_SHORT TASK_: Report the number of lines where the string "JSON" occurs, and write nothing else.

_DATA SUPPLIED_:
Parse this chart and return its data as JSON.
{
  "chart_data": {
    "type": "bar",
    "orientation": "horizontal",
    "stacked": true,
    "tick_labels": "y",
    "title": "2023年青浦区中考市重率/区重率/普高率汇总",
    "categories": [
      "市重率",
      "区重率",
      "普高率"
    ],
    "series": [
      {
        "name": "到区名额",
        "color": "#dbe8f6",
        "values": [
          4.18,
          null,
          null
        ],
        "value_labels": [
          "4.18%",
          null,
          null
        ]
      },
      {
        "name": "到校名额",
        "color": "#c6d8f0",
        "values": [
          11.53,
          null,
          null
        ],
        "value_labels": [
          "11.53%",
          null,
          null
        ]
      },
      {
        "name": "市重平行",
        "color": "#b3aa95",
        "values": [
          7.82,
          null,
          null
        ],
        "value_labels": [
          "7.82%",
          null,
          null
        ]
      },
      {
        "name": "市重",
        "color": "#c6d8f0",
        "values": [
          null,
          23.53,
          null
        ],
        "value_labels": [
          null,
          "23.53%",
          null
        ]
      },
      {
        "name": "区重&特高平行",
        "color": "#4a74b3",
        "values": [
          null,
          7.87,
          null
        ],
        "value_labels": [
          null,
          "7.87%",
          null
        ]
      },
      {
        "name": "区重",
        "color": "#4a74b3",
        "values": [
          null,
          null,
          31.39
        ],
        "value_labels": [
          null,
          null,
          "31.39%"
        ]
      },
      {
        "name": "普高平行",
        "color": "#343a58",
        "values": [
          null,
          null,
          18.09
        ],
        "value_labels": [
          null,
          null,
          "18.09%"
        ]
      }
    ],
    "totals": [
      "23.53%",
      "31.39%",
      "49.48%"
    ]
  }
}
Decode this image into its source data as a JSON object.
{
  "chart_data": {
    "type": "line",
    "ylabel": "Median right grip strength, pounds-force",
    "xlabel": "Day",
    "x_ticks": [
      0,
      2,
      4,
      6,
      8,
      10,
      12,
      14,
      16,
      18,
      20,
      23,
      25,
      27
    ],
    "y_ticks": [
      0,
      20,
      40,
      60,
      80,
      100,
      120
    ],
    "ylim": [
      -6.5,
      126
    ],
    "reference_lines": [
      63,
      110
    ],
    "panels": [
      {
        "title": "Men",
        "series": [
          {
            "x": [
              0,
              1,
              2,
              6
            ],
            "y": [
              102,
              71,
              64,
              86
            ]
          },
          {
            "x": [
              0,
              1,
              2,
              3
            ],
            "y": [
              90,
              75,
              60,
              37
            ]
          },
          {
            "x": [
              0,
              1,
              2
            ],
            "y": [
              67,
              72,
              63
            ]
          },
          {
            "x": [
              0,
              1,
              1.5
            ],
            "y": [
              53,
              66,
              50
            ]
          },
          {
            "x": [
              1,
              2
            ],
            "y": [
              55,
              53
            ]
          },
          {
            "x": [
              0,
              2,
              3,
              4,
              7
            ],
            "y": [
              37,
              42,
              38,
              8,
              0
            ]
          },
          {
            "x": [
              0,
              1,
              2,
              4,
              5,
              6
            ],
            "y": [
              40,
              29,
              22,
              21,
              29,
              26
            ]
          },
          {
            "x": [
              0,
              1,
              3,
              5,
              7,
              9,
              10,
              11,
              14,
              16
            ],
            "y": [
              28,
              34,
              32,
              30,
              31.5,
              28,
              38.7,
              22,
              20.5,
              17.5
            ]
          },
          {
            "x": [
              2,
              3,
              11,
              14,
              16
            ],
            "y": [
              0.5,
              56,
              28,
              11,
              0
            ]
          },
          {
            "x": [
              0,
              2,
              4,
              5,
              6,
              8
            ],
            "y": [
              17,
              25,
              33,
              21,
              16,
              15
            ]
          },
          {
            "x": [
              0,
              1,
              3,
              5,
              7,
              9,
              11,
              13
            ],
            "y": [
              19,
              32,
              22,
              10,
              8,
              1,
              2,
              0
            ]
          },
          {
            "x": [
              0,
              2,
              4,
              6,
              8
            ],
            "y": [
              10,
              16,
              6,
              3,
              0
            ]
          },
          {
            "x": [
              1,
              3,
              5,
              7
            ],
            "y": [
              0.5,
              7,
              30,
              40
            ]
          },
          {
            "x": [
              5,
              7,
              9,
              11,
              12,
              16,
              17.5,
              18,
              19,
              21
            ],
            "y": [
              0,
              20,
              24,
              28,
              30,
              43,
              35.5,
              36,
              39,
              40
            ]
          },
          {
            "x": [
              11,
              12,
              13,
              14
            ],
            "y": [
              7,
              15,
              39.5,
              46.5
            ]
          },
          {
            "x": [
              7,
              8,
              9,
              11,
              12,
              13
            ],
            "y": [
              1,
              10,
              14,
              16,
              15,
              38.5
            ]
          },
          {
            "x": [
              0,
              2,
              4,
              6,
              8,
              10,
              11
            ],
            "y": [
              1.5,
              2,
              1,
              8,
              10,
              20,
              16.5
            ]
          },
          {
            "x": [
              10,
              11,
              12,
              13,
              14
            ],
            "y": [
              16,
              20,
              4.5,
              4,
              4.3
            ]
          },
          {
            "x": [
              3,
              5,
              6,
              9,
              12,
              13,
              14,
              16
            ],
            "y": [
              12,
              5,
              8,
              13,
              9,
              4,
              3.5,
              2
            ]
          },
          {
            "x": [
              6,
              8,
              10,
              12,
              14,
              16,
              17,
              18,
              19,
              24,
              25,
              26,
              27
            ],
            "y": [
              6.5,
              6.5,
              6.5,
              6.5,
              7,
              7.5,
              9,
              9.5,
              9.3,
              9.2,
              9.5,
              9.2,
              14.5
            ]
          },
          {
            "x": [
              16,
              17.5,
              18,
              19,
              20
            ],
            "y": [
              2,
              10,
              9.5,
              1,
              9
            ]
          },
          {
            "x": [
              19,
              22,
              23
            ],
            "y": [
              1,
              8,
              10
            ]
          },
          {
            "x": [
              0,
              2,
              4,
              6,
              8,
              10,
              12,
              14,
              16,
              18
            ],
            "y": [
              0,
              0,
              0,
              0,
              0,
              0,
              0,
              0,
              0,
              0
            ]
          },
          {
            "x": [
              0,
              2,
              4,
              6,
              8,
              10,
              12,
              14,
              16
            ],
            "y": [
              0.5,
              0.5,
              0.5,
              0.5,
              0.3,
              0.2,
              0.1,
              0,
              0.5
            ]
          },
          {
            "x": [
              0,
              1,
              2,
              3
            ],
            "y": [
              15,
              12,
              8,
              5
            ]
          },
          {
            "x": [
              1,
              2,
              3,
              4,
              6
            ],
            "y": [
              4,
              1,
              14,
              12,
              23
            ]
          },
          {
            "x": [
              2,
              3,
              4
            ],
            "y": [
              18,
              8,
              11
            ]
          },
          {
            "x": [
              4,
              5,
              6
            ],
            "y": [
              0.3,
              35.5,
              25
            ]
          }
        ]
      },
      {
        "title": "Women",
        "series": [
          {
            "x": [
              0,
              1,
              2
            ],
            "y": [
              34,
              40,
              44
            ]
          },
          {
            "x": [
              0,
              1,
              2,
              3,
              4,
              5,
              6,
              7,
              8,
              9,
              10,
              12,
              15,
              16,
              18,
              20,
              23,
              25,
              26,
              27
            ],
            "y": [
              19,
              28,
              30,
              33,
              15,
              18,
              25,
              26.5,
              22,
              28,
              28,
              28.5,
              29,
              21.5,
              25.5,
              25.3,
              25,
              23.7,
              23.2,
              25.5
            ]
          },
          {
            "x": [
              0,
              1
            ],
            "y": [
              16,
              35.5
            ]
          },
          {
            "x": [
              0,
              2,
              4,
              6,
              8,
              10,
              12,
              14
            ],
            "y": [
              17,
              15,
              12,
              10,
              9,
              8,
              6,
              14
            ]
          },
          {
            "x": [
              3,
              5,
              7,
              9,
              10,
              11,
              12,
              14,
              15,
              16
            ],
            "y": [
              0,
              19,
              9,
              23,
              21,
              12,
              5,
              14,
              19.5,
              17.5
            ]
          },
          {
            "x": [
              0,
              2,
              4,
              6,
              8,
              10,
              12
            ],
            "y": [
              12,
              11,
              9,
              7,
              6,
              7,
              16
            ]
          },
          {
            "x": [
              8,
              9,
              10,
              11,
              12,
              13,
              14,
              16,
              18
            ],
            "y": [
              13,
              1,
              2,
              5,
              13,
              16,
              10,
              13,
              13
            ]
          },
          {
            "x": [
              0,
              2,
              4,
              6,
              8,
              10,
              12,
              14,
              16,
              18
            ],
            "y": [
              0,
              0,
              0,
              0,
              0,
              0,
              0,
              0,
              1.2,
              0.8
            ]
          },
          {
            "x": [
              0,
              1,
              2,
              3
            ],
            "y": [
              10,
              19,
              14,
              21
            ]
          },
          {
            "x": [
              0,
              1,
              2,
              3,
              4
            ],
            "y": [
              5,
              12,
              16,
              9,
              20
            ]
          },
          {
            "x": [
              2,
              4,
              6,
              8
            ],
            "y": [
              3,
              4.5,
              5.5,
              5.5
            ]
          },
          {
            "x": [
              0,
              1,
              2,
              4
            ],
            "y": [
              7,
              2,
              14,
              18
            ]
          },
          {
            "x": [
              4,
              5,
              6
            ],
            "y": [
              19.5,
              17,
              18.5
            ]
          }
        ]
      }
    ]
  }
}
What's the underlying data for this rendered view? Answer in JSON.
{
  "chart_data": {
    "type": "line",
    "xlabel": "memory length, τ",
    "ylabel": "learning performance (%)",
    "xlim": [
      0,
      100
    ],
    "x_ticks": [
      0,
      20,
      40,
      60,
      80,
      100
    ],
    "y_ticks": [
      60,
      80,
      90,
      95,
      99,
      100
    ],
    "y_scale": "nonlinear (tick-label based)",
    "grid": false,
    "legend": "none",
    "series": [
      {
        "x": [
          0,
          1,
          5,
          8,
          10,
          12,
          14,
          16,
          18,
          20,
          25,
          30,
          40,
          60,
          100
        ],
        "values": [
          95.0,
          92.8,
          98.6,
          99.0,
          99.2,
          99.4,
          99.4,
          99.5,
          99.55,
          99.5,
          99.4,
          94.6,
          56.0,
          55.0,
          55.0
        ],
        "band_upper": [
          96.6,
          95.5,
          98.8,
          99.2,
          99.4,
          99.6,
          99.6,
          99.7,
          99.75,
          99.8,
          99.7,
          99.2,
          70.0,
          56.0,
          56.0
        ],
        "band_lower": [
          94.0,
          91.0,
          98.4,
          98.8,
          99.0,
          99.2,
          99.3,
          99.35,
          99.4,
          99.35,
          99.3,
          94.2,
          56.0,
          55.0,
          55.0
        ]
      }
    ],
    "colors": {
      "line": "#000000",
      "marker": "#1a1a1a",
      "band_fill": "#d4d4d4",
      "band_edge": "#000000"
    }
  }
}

_SOLUTION TO THIS PROBLEM_: 3